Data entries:
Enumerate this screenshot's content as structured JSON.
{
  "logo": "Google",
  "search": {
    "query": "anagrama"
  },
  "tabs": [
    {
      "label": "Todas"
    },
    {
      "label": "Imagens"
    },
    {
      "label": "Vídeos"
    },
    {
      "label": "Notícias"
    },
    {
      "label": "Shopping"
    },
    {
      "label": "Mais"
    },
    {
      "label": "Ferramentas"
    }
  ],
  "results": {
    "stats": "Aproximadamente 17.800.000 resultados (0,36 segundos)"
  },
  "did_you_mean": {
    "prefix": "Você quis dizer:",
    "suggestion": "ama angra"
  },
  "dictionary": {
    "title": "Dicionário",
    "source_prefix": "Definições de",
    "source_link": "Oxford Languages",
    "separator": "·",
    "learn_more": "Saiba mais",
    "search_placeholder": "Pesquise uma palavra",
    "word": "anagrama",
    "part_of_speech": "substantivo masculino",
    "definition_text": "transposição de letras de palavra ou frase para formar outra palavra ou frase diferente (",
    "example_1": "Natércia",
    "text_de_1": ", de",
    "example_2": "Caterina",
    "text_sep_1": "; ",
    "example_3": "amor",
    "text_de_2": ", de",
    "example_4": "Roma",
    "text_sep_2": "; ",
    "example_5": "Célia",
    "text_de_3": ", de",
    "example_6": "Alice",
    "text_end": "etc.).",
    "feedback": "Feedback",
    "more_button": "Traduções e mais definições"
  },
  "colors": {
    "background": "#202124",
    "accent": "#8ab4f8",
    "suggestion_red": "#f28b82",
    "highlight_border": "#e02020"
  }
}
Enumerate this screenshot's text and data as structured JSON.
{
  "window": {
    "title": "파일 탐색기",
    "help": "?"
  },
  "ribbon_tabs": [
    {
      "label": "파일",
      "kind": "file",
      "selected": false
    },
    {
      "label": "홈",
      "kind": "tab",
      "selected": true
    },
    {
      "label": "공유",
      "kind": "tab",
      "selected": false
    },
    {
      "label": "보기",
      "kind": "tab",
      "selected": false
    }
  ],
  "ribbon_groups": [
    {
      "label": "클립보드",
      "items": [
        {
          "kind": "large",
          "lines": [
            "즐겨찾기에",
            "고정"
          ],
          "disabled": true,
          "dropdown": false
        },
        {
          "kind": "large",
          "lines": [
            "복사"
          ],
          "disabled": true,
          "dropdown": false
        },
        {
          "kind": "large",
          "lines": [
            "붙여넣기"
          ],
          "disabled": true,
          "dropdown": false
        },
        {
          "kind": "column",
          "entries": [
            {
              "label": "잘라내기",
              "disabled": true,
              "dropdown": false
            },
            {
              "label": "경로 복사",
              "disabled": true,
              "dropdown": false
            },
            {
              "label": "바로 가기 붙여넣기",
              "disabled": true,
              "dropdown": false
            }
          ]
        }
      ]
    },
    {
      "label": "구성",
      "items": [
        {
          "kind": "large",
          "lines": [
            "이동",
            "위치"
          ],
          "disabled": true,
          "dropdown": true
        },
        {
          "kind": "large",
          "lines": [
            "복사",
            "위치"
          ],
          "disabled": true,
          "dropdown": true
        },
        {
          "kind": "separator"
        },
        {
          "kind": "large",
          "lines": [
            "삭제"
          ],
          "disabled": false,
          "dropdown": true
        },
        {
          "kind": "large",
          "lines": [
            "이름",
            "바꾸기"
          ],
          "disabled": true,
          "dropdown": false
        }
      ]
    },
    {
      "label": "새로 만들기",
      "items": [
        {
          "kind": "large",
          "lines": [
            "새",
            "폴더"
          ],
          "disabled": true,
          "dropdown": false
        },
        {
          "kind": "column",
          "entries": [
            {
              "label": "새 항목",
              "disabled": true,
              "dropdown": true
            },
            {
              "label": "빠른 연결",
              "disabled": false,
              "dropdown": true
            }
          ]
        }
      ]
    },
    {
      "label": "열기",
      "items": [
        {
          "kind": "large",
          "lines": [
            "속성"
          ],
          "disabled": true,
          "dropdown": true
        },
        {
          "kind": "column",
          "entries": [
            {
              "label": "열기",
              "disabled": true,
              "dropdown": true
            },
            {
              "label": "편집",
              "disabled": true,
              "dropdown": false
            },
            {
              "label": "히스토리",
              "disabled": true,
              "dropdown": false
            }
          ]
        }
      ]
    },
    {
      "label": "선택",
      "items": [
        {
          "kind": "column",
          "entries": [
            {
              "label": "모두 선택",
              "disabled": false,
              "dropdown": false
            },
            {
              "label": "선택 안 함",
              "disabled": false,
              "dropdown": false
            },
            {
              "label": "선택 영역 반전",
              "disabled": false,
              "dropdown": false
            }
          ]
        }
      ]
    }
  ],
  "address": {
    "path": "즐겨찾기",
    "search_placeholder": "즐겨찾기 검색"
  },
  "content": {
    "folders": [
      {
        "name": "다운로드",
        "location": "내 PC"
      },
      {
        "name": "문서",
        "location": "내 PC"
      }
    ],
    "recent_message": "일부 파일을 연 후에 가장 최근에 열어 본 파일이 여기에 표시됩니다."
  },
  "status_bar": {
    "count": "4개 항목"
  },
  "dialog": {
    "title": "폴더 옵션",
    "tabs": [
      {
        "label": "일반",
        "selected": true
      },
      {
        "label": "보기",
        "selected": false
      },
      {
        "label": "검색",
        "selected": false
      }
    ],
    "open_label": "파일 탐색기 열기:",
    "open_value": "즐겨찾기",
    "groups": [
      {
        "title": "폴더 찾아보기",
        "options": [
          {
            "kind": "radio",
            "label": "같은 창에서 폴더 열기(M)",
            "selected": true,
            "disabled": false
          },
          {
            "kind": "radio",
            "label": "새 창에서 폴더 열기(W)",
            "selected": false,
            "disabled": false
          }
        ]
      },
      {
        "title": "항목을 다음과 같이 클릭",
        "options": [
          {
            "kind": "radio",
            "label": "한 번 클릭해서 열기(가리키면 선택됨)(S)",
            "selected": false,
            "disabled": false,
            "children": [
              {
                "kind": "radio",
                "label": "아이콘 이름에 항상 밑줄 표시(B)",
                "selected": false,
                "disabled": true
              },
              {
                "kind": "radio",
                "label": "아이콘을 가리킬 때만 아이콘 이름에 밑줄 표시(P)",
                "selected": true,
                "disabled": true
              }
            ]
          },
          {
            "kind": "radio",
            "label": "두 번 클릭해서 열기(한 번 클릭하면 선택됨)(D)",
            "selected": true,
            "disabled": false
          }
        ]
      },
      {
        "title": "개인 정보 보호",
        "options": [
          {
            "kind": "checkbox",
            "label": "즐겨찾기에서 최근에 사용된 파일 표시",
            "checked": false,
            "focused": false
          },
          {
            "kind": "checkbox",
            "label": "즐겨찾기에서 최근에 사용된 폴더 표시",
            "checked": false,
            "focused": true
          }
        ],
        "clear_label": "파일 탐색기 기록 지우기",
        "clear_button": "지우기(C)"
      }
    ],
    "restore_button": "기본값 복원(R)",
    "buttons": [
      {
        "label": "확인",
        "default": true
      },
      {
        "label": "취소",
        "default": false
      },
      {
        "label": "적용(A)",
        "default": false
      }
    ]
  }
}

...

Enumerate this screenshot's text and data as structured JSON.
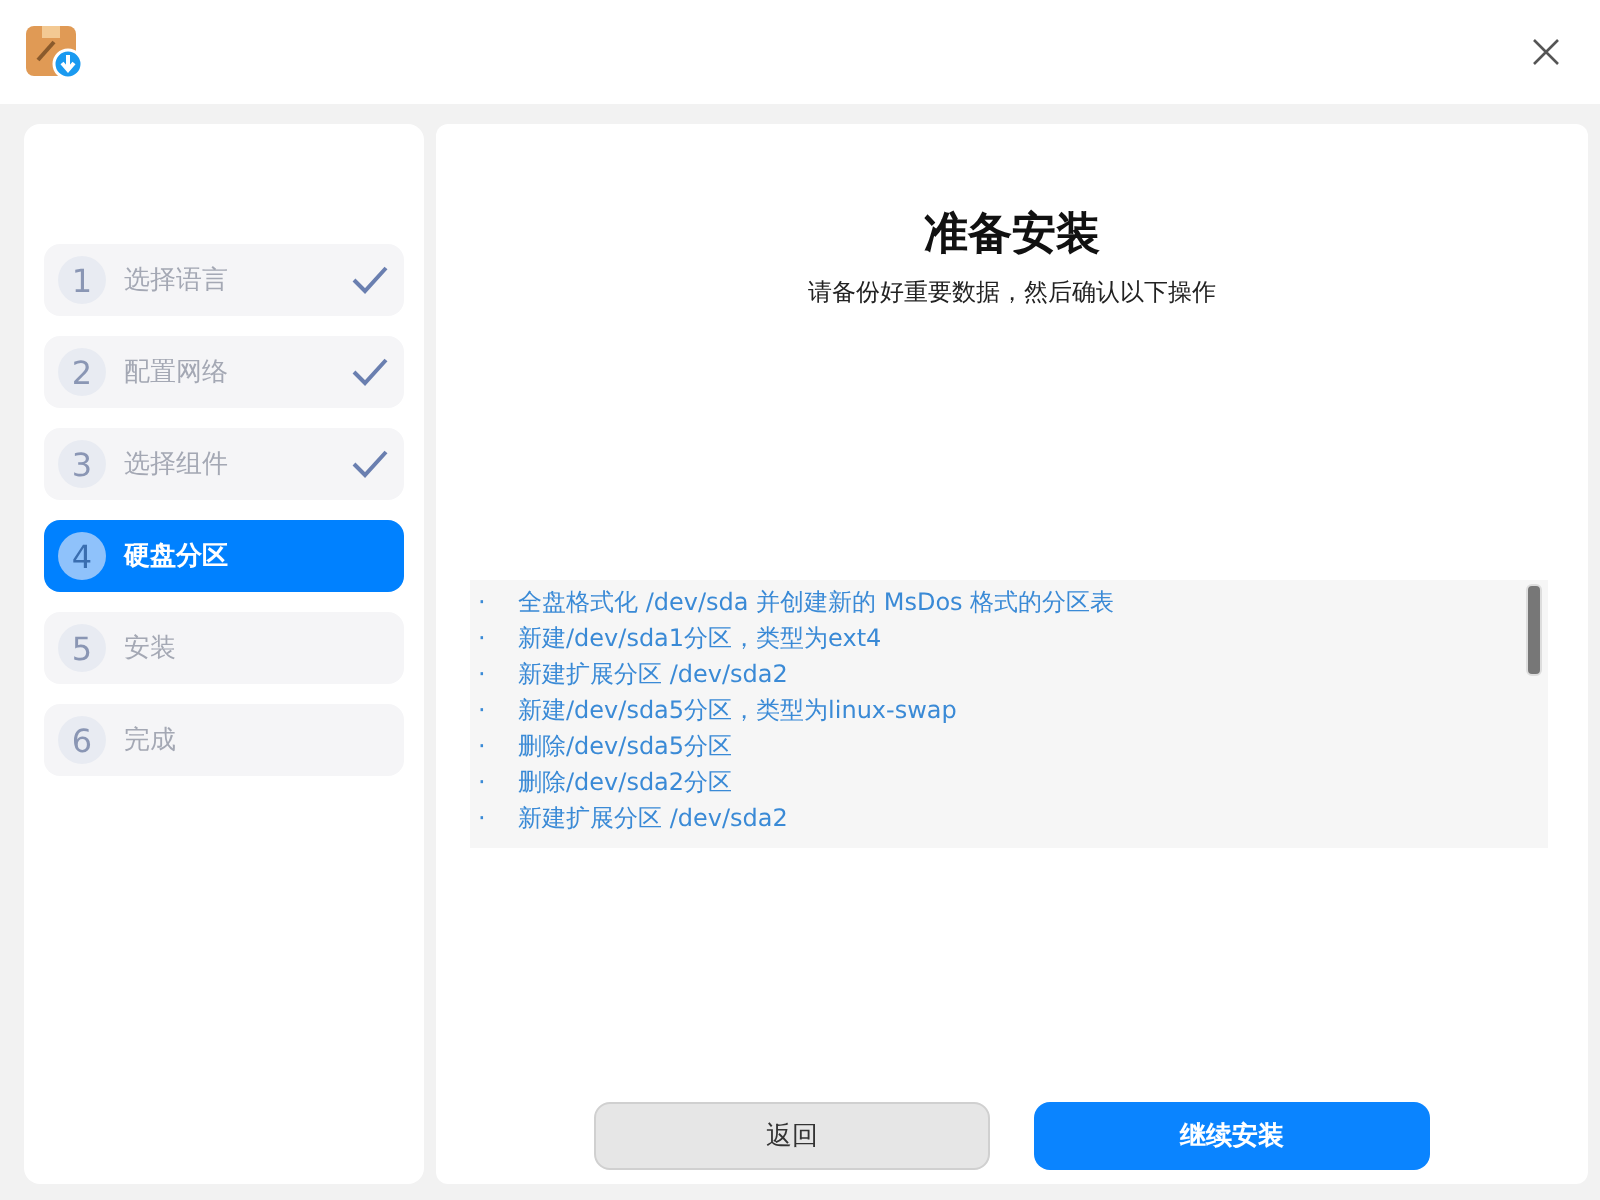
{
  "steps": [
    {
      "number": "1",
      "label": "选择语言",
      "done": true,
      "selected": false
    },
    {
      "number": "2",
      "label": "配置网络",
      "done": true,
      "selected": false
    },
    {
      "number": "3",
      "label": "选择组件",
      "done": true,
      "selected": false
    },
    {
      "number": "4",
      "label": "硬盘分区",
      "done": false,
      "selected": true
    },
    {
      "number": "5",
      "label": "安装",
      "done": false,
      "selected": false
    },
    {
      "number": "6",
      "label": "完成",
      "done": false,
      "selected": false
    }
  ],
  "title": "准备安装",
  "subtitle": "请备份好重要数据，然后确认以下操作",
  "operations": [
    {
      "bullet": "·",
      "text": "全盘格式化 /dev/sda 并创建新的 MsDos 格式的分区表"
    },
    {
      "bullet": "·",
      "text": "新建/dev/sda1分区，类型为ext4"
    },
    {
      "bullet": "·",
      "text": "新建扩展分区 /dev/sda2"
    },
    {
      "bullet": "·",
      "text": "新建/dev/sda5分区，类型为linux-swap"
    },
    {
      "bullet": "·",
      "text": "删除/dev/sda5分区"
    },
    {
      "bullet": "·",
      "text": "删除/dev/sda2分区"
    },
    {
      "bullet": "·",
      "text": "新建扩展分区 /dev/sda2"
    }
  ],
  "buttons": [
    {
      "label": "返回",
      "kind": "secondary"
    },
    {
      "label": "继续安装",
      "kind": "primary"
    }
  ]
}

==

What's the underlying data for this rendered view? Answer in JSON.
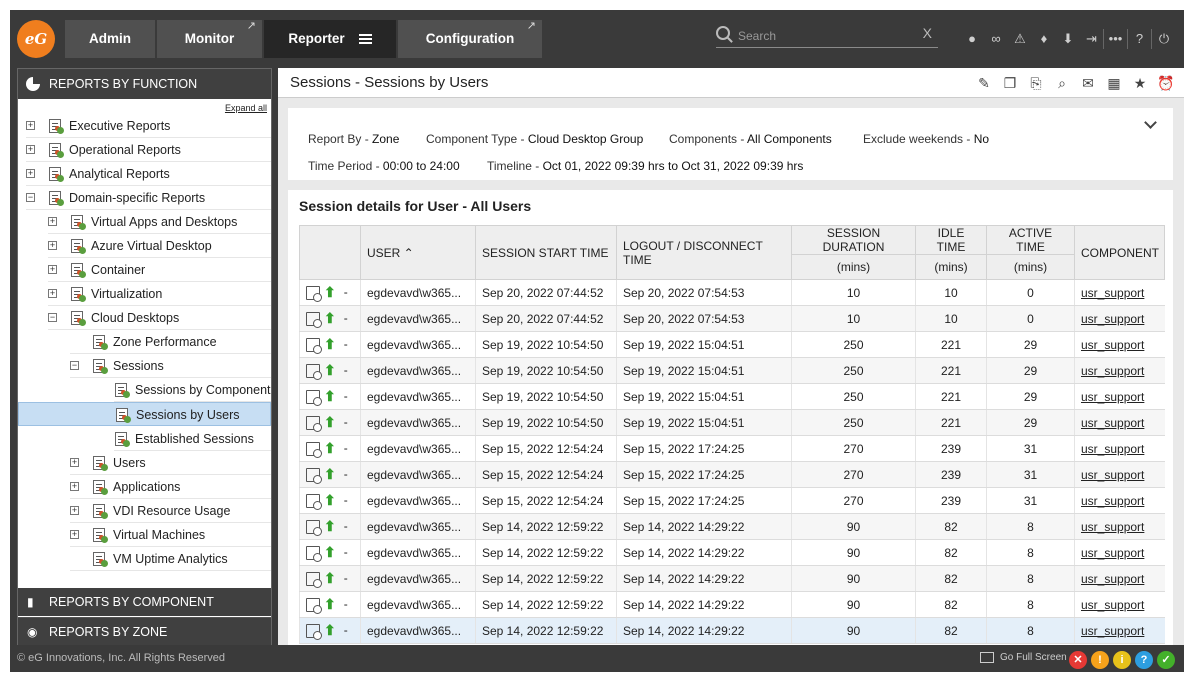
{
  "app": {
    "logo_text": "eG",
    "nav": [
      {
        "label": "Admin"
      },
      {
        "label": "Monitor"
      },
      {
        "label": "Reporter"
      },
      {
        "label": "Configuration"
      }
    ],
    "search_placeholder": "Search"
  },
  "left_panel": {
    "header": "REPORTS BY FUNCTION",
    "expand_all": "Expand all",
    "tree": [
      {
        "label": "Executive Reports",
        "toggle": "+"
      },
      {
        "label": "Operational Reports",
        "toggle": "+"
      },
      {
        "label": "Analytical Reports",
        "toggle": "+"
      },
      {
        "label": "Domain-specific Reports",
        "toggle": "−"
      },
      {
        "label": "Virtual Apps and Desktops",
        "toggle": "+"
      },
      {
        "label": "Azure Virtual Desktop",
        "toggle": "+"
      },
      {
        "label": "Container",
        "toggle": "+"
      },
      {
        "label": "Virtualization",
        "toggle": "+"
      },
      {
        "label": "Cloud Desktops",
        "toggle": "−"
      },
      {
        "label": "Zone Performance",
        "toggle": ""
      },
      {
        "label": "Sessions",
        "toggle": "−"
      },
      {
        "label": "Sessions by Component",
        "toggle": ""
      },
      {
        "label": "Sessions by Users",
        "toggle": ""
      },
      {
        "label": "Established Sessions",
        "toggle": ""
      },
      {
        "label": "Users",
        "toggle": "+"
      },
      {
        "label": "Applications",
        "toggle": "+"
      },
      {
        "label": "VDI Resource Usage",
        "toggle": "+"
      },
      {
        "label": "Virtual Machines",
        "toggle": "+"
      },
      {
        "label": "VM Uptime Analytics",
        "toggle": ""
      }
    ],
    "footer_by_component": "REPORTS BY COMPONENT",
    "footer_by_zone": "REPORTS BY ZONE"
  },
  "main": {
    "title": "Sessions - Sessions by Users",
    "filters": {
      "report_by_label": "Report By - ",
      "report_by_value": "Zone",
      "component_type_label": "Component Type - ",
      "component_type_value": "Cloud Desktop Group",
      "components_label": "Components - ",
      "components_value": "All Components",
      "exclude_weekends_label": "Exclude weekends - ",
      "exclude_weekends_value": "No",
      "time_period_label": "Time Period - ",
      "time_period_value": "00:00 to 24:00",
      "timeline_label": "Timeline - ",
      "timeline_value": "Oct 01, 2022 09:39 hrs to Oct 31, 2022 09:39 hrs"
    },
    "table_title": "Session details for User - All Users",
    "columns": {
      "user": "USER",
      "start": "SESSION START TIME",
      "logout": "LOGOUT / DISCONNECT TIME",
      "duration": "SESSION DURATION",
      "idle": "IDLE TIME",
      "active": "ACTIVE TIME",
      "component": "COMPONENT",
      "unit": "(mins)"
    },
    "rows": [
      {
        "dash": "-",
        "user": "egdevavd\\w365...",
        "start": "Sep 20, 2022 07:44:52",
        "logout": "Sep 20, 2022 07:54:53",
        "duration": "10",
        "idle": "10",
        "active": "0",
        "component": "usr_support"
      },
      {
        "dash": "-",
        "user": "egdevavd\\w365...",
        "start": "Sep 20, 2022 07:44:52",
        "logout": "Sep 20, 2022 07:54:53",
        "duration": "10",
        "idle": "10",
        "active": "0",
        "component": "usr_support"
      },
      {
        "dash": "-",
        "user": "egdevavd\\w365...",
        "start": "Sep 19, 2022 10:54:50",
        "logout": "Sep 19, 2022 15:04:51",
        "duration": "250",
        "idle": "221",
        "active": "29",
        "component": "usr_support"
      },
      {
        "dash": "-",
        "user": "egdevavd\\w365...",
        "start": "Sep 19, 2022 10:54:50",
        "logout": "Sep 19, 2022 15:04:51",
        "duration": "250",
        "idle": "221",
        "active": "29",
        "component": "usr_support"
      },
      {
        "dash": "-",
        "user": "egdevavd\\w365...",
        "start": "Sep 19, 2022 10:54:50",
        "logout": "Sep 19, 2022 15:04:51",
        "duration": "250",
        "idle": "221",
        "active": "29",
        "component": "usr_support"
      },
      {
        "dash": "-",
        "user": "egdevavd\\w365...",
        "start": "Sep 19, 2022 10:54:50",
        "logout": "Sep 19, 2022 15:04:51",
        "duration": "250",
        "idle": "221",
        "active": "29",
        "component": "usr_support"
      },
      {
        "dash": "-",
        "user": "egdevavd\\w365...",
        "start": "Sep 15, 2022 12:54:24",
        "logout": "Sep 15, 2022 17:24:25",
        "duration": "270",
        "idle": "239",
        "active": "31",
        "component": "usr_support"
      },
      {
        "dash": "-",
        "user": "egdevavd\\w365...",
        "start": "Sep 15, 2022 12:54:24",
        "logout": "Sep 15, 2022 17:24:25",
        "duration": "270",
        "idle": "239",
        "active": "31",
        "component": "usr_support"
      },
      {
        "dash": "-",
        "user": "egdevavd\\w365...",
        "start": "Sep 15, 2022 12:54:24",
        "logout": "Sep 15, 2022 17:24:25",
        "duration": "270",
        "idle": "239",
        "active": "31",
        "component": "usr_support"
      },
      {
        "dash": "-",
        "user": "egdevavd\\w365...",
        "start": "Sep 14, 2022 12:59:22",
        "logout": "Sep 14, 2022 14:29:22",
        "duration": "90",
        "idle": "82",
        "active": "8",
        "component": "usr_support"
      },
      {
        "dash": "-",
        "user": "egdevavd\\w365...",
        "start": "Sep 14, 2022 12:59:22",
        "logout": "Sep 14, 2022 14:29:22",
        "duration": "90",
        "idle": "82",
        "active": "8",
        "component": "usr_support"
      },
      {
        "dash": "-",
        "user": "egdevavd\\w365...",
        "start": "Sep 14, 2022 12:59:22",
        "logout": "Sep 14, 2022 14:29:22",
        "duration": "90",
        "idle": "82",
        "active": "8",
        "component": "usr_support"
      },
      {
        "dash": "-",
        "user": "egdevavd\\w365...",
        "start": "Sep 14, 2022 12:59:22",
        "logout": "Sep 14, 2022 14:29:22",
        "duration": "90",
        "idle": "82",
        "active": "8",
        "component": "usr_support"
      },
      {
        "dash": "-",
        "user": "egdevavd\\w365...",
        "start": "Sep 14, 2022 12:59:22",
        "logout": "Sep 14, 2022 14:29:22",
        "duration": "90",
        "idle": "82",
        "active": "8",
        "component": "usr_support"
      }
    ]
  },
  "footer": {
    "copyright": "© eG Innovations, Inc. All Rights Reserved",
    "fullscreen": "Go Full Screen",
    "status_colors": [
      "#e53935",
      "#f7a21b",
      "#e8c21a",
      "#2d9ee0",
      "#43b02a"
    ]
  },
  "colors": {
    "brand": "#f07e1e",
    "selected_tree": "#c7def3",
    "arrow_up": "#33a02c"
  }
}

**Directions for this task**
Filter the data, keeping only the lines that contain "Desktops".

**Solution to this problem**
        "label": "Virtual Apps and Desktops",
        "label": "Cloud Desktops",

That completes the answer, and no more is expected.